▶ [PARTS OF THE EXERCISE]:
1/ Answer these questions about the blog post on online tools:
(a) What website did a graduate student demonstrate in the author's graduate seminar?
(b) Which company offers Page Speed Online?
(c) What score did one of the author's course pages receive from Page Speed Online?
2/ Write out the blog post on online tools from "Monday, April 4, 2011" to "tools and ideas.".
3/ Continue the blog post on online tools from the point where it stops.

▶ [EXCERPT PROVIDED]:
━━━━━━━━━━━━━━━━━━━━━━━━━━━━━━

Monday, April 4, 2011

A Little Grab Bag of Neat Online Tools & Articles

Wondering what to do with your laptop while you sip your mochaccino? Want to UP your techno-savvy and inform your perspective on future trends? Over the past few months, I have received suggestions and tips from fellow educational technology folks and put these in a folder -- as it grew, I realized I needed to DO something with this grab bag of online goodies. So, enjoy your stroll through these neat online tools - I am sure you will come up with neat ways to use these tools and ideas. 

Text Messaging Polls - A graduate student demonstrated and used http://www.polleverywhere.com/ with us in my graduate seminar - it is a great online survey tool that uses text messaging from any cellphone for input.

Page Speed Online
By Google, Page Speed Online analyzes the content of a web page, then generates suggestions to make that page faster. Reducing page load times can reduce bounce rates and increase conversion rates.  One of my course pages got a 39 / 100 - I got some great advice on how to improve my load time.

━━━━━━━━━━━━━━━━━━━━━━━━━━━━━━

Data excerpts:

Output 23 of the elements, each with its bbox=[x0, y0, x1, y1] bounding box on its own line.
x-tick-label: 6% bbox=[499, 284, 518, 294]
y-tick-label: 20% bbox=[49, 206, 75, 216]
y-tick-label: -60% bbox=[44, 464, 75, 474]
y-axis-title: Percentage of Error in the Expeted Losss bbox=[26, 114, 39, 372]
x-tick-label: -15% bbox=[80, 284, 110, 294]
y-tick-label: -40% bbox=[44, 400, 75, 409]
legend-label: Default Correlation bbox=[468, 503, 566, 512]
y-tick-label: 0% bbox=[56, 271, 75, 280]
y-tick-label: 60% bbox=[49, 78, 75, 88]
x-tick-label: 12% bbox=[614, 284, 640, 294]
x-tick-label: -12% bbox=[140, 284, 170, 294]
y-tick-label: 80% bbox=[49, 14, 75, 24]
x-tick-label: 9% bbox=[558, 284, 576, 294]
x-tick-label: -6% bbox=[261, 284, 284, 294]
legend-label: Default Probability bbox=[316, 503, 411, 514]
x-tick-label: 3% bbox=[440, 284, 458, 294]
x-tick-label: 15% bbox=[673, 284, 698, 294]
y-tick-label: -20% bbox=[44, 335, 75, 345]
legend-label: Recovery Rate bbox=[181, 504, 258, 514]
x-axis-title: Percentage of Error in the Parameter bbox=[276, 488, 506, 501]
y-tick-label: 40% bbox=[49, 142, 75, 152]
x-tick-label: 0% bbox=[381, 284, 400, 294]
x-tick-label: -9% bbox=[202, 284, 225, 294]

━━━━━━━━━━━━━━━━━━━━━━━━━━━━━━

▶ [YOUR WRITTEN ANSWERS]:
1/
(a) http://www.polleverywhere.com/, an online survey tool that takes input by text message from any cellphone.
(b) Google.
(c) 39 / 100.

2/
Monday, April 4, 2011

A Little Grab Bag of Neat Online Tools & Articles

Wondering what to do with your laptop while you sip your mochaccino? Want to UP your techno-savvy and inform your perspective on future trends? Over the past few months, I have received suggestions and tips from fellow educational technology folks and put these in a folder -- as it grew, I realized I needed to DO something with this grab bag of online goodies. So, enjoy your stroll through these neat online tools - I am sure you will come up with neat ways to use these tools and ideas.

3/
TitanPad - Collaborative Document Editing
Similar to Googledocs, many people can collaboratively edit a document - difference is that you can get started immediately with no need to create an account. So, to record notes during a meeting, brainstorming on the fly, and quick document creation, this seems like a great tool.

Symbaloo
Learn how to visually organize your interest web with a 55 second tour!
Play with this and create some bookmarks to organize your online life - its fun!

Read this Special Report: Dumping print, publisher bets the ranch on apps to consider what is happening with eBooks.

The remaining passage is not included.